> The task:
Please continue the essay on AI misgeneralization below, starting right after its last paragraph.

The Nonlinear Library

AF - Misgeneralization as a misnomer by Nate Soares


Listen Later

Welcome to The Nonlinear Library, where we use Text-to-Speech software to convert the best writing from the Rationalist and EA communities into audio. This is: Misgeneralization as a misnomer, published by Nate Soares on April 6, 2023 on The AI Alignment Forum.
Here's two different ways an AI can turn out unfriendly:
You somehow build an AI that cares about "making people happy". In training, it tells people jokes and buys people flowers and offers people an ear when they need one. In deployment (and once it's more capable), it forcibly puts each human in a separate individual heavily-defended cell, and pumps them full of opiates.
You build an AI that's good at making people happy. In training, it tells people jokes and buys people flowers and offers people an ear when they need one. In deployment (and once it's more capable), it turns out that whatever was causing that "happiness"-promoting behavior was a balance of a variety of other goals (such as basic desires for energy and memory), and it spends most of the universe on some combination of that other stuff that doesn't involve much happiness.
(To state the obvious: please don't try to get your AIs to pursue "happiness"; you want something more like CEV in the long run, and in the short run I strongly recommend aiming lower, at a pivotal act.)

> Records provided:
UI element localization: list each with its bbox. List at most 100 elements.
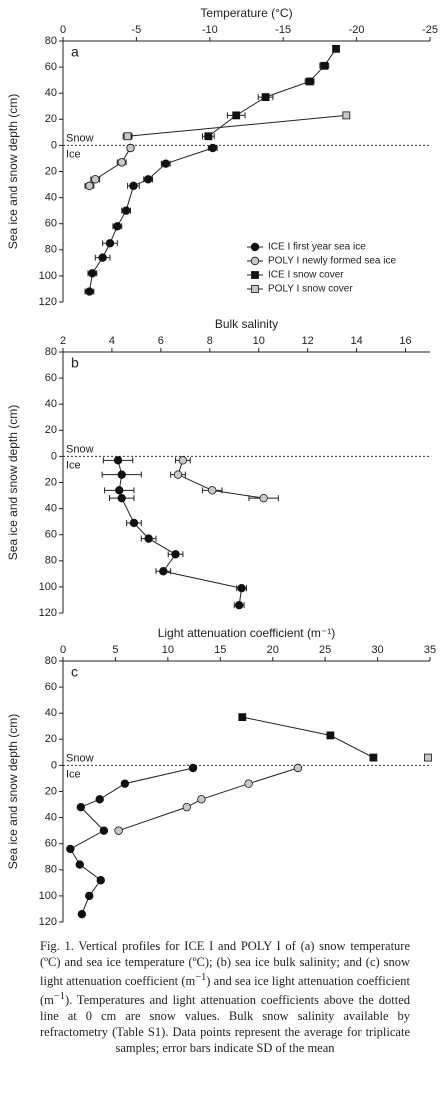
marker [424, 753, 432, 762]
y-tick-label: 80 [45, 555, 57, 567]
marker [305, 77, 314, 86]
marker [117, 470, 126, 479]
y-tick-label: 20 [45, 113, 57, 125]
series-line [117, 460, 243, 606]
series-line [242, 716, 374, 759]
y-tick-label: 40 [45, 812, 57, 824]
marker [105, 239, 115, 248]
legend-marker [250, 256, 260, 266]
x-tick-label: 0 [60, 24, 66, 36]
marker [115, 486, 124, 495]
marker [173, 470, 183, 479]
y-tick-label: 60 [45, 681, 57, 693]
marker [332, 44, 340, 53]
annotation: Snow [66, 443, 94, 455]
marker [320, 61, 329, 70]
x-tick-label: 5 [112, 644, 118, 656]
series-line [208, 48, 337, 137]
legend-label: ICE I snow cover [268, 270, 344, 281]
y-tick-label: 0 [51, 139, 57, 151]
caption-text: Fig. 1. Vertical profiles for ICE I and … [40, 939, 410, 989]
x-tick-label: 10 [253, 335, 265, 347]
marker [259, 493, 268, 503]
marker [113, 456, 123, 465]
x-tick-label: 8 [207, 335, 213, 347]
marker [76, 802, 86, 812]
legend-label: POLY I snow cover [268, 284, 353, 295]
y-tick-label: 120 [39, 296, 57, 308]
x-tick-label: 30 [371, 644, 383, 656]
y-tick-label: 60 [45, 838, 57, 850]
marker [204, 132, 213, 141]
marker [99, 826, 109, 835]
x-tick-label: -20 [349, 24, 365, 36]
x-tick-label: 12 [302, 335, 314, 347]
annotation: Snow [66, 132, 94, 144]
y-tick-label: 100 [39, 581, 57, 593]
marker [188, 763, 198, 773]
superscript: −1 [53, 991, 65, 1003]
marker [121, 206, 131, 215]
marker [91, 175, 100, 184]
panel-label: c [71, 664, 78, 680]
marker [197, 795, 206, 804]
y-axis-title: Sea ice and snow depth (cm) [6, 714, 20, 869]
marker [178, 456, 188, 465]
x-tick-label: 6 [158, 335, 164, 347]
marker [75, 860, 84, 869]
marker [161, 159, 170, 168]
marker [234, 600, 244, 610]
series-line [88, 147, 213, 292]
annotation: Ice [66, 768, 81, 780]
marker [77, 909, 87, 919]
figure: Temperature (°C) Sea ice and snow depth (… [6, 6, 438, 928]
marker [261, 93, 270, 102]
y-tick-label: 40 [45, 398, 57, 410]
marker [369, 753, 378, 762]
x-tick-label: -5 [132, 24, 142, 36]
marker [326, 731, 335, 740]
x-tick-label: 20 [267, 644, 279, 656]
marker [237, 584, 246, 593]
marker [159, 567, 168, 576]
marker [238, 713, 247, 722]
marker [85, 181, 94, 191]
x-tick-label: 35 [424, 644, 436, 656]
y-tick-label: 40 [45, 707, 57, 719]
marker [98, 253, 107, 262]
series-line [89, 147, 131, 187]
y-tick-label: 120 [39, 607, 57, 619]
caption-text: ). Temperatures and light attenuation co… [40, 993, 410, 1056]
marker [208, 143, 217, 153]
panel-label: a [71, 44, 79, 60]
legend-marker [251, 285, 259, 293]
legend-marker [251, 271, 259, 279]
marker [114, 826, 123, 835]
marker [129, 518, 139, 528]
legend-label: POLY I newly formed sea ice [268, 256, 396, 267]
y-tick-label: 40 [45, 192, 57, 204]
marker [117, 158, 126, 167]
marker [171, 550, 180, 559]
x-tick-label: -15 [275, 24, 291, 36]
marker [120, 779, 130, 788]
y-tick-label: 20 [45, 733, 57, 745]
y-tick-label: 20 [45, 424, 57, 436]
y-tick-label: 80 [45, 655, 57, 667]
y-tick-label: 80 [45, 864, 57, 876]
x-axis-title: Temperature (°C) [200, 6, 292, 20]
y-tick-label: 120 [39, 916, 57, 928]
caption: Fig. 1. Vertical profiles for ICE I and … [40, 938, 410, 1056]
x-tick-label: 14 [350, 335, 362, 347]
x-axis-title: Bulk salinity [215, 317, 278, 331]
x-tick-label: 4 [109, 335, 115, 347]
caption-text: ) and sea ice light attenuation coeffici… [40, 974, 410, 1008]
y-tick-label: 80 [45, 346, 57, 358]
marker [85, 891, 94, 901]
y-axis-title: Sea ice and snow depth (cm) [6, 405, 20, 560]
legend-marker [250, 242, 260, 252]
marker [123, 132, 132, 141]
marker [342, 111, 351, 120]
x-tick-label: -25 [422, 24, 438, 36]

> Reply to the task:
In both cases, the AI behaves (during training) in a way that looks a lot like trying to make people happy. Then the AI described in (1) is unfriendly because it was optimizing the wrong concept of "happiness", one that lined up with yours when the AI was weak, but that diverges in various edge-cases that matter when the AI is strong. By contrast, the AI described in (2) was never even really trying to pursue happiness; it had a mixture of goals that merely correlated with the training objective, and that balanced out right around where you wanted them to balance out in training, but deployment (and the corresponding capabilities-increases) threw the balance off.
Note that this list of “ways things can go wrong when the AI looked like it was optimizing happiness during training” is not exhaustive! (For instance, consider an AI that cares about something else entirely, and knows you'll shut it down if it doesn't look like it's optimizing for happiness. Or an AI whose goals change heavily as it reflects and self-modifies.)
(This list isn't even really disjoint! You could get both at once, resulting in, e.g., an AI that spends most of the universe’s resources on acquiring memory and energy for unrelated tasks, and a small fraction of the universe on doped-up human-esque shells.)
The solutions to these two problems are pretty different. To resolve the problem sketched in (1), you have to figure out how to get an instance of the AI's concept ("happiness") to match the concept you hoped to transmit, even in the edge-cases and extremes that it will have access to in deployment (when it needs to be powerful enough to pull off some pivotal act that you yourself cannot pull off, and thus capable enough to access extreme edge-case states that you yourself cannot).
To resolve the problem sketched in (2), you have to figure out how to get the AI to care about one concept in particular, rather than a complicated mess that happens to balance precariously on your target ("happiness") in training.
I note this distinction because it seems to me that various people around these parts are either unduly lumping these issues together, or are failing to notice one of them. For example, they seem to me to be mixed together in “The Alignment Problem from a Deep Learning Perspective” under the heading of "goal misgeneralization".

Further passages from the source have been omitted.